_EXERCISE GOAL_. Rewrite each of the items below, changing every occurrence of "bolt-hole" to "fastener-hole" and leaving everything else the same.

_RECORD LIST_.
####################
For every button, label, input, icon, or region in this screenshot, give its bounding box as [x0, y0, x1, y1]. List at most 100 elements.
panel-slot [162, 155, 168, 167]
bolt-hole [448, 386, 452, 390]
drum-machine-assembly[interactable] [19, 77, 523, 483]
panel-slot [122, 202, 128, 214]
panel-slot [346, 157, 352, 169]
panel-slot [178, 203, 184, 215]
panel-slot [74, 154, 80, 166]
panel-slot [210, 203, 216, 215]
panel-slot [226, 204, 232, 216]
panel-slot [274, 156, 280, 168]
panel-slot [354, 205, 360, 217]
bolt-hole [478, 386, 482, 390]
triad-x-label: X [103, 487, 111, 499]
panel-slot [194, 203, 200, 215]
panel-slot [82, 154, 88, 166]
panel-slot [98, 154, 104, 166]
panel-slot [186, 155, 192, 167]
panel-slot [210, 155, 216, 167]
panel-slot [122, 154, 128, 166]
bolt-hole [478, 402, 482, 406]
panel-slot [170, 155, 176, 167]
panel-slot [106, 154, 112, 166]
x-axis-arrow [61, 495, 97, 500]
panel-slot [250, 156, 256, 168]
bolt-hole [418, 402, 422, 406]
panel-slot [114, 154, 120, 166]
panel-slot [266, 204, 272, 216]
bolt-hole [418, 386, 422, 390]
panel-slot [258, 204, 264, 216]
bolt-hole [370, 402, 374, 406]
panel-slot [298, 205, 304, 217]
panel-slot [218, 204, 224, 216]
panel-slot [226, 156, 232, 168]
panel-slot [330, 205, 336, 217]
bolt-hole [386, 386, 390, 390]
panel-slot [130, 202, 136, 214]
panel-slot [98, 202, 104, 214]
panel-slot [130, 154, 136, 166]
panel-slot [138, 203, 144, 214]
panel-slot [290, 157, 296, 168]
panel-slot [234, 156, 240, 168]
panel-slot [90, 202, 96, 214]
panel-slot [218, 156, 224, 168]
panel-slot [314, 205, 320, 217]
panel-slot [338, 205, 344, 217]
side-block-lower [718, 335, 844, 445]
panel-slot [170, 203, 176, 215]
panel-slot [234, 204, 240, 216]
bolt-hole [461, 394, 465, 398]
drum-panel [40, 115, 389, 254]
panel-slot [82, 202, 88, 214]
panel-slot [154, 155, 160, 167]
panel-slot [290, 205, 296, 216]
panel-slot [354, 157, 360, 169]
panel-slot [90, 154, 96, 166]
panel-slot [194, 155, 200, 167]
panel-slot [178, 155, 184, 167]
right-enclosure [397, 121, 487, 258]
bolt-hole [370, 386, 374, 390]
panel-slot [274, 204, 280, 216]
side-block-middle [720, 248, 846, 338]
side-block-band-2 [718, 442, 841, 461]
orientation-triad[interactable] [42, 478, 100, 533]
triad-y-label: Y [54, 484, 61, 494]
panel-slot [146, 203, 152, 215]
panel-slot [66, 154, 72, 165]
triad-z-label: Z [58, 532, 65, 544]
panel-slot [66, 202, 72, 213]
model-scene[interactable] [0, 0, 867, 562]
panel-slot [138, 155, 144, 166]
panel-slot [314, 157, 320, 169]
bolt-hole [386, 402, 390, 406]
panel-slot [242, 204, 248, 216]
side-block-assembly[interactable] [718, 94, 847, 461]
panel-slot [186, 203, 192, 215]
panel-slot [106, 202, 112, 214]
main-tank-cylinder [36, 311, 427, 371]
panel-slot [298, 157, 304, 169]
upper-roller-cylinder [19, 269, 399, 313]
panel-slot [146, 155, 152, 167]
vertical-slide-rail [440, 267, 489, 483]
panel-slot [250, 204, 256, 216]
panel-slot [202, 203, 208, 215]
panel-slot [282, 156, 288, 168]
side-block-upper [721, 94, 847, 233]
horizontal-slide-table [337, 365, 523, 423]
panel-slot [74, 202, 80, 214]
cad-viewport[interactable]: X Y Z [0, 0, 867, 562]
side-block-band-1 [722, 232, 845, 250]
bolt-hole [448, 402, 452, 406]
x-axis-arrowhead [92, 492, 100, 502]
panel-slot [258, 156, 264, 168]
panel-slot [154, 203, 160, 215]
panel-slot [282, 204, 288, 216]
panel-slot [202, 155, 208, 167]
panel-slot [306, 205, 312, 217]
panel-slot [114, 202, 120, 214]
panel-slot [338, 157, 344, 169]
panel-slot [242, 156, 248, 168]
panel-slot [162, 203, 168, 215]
####################
_WRITTEN SOLUTION_.
For every button, label, input, icon, or region in this screenshot, give its bounding box as [x0, y0, x1, y1]. List at most 100 elements.
panel-slot [162, 155, 168, 167]
fastener-hole [448, 386, 452, 390]
drum-machine-assembly[interactable] [19, 77, 523, 483]
panel-slot [122, 202, 128, 214]
panel-slot [346, 157, 352, 169]
panel-slot [178, 203, 184, 215]
panel-slot [74, 154, 80, 166]
panel-slot [210, 203, 216, 215]
panel-slot [226, 204, 232, 216]
panel-slot [274, 156, 280, 168]
panel-slot [354, 205, 360, 217]
fastener-hole [478, 386, 482, 390]
triad-x-label: X [103, 487, 111, 499]
panel-slot [194, 203, 200, 215]
panel-slot [82, 154, 88, 166]
panel-slot [98, 154, 104, 166]
panel-slot [186, 155, 192, 167]
panel-slot [210, 155, 216, 167]
panel-slot [122, 154, 128, 166]
fastener-hole [478, 402, 482, 406]
panel-slot [170, 155, 176, 167]
panel-slot [106, 154, 112, 166]
x-axis-arrow [61, 495, 97, 500]
panel-slot [250, 156, 256, 168]
fastener-hole [418, 402, 422, 406]
panel-slot [114, 154, 120, 166]
panel-slot [266, 204, 272, 216]
fastener-hole [418, 386, 422, 390]
panel-slot [258, 204, 264, 216]
fastener-hole [370, 402, 374, 406]
panel-slot [298, 205, 304, 217]
panel-slot [218, 204, 224, 216]
panel-slot [226, 156, 232, 168]
panel-slot [330, 205, 336, 217]
fastener-hole [386, 386, 390, 390]
panel-slot [130, 202, 136, 214]
panel-slot [98, 202, 104, 214]
panel-slot [130, 154, 136, 166]
panel-slot [138, 203, 144, 214]
panel-slot [290, 157, 296, 168]
panel-slot [234, 156, 240, 168]
panel-slot [90, 202, 96, 214]
panel-slot [218, 156, 224, 168]
panel-slot [314, 205, 320, 217]
panel-slot [338, 205, 344, 217]
side-block-lower [718, 335, 844, 445]
panel-slot [170, 203, 176, 215]
panel-slot [234, 204, 240, 216]
fastener-hole [461, 394, 465, 398]
drum-panel [40, 115, 389, 254]
panel-slot [82, 202, 88, 214]
panel-slot [154, 155, 160, 167]
panel-slot [290, 205, 296, 216]
panel-slot [354, 157, 360, 169]
panel-slot [90, 154, 96, 166]
panel-slot [194, 155, 200, 167]
panel-slot [178, 155, 184, 167]
right-enclosure [397, 121, 487, 258]
fastener-hole [370, 386, 374, 390]
panel-slot [274, 204, 280, 216]
side-block-middle [720, 248, 846, 338]
side-block-band-2 [718, 442, 841, 461]
orientation-triad[interactable] [42, 478, 100, 533]
triad-y-label: Y [54, 484, 61, 494]
panel-slot [146, 203, 152, 215]
panel-slot [66, 154, 72, 165]
triad-z-label: Z [58, 532, 65, 544]
panel-slot [66, 202, 72, 213]
model-scene[interactable] [0, 0, 867, 562]
panel-slot [138, 155, 144, 166]
panel-slot [314, 157, 320, 169]
fastener-hole [386, 402, 390, 406]
panel-slot [242, 204, 248, 216]
side-block-assembly[interactable] [718, 94, 847, 461]
panel-slot [186, 203, 192, 215]
panel-slot [106, 202, 112, 214]
main-tank-cylinder [36, 311, 427, 371]
panel-slot [298, 157, 304, 169]
upper-roller-cylinder [19, 269, 399, 313]
panel-slot [146, 155, 152, 167]
vertical-slide-rail [440, 267, 489, 483]
panel-slot [250, 204, 256, 216]
panel-slot [202, 203, 208, 215]
panel-slot [282, 156, 288, 168]
side-block-upper [721, 94, 847, 233]
horizontal-slide-table [337, 365, 523, 423]
panel-slot [74, 202, 80, 214]
cad-viewport[interactable]: X Y Z [0, 0, 867, 562]
side-block-band-1 [722, 232, 845, 250]
fastener-hole [448, 402, 452, 406]
x-axis-arrowhead [92, 492, 100, 502]
panel-slot [258, 156, 264, 168]
panel-slot [154, 203, 160, 215]
panel-slot [282, 204, 288, 216]
panel-slot [202, 155, 208, 167]
panel-slot [306, 205, 312, 217]
panel-slot [114, 202, 120, 214]
panel-slot [338, 157, 344, 169]
panel-slot [242, 156, 248, 168]
panel-slot [162, 203, 168, 215]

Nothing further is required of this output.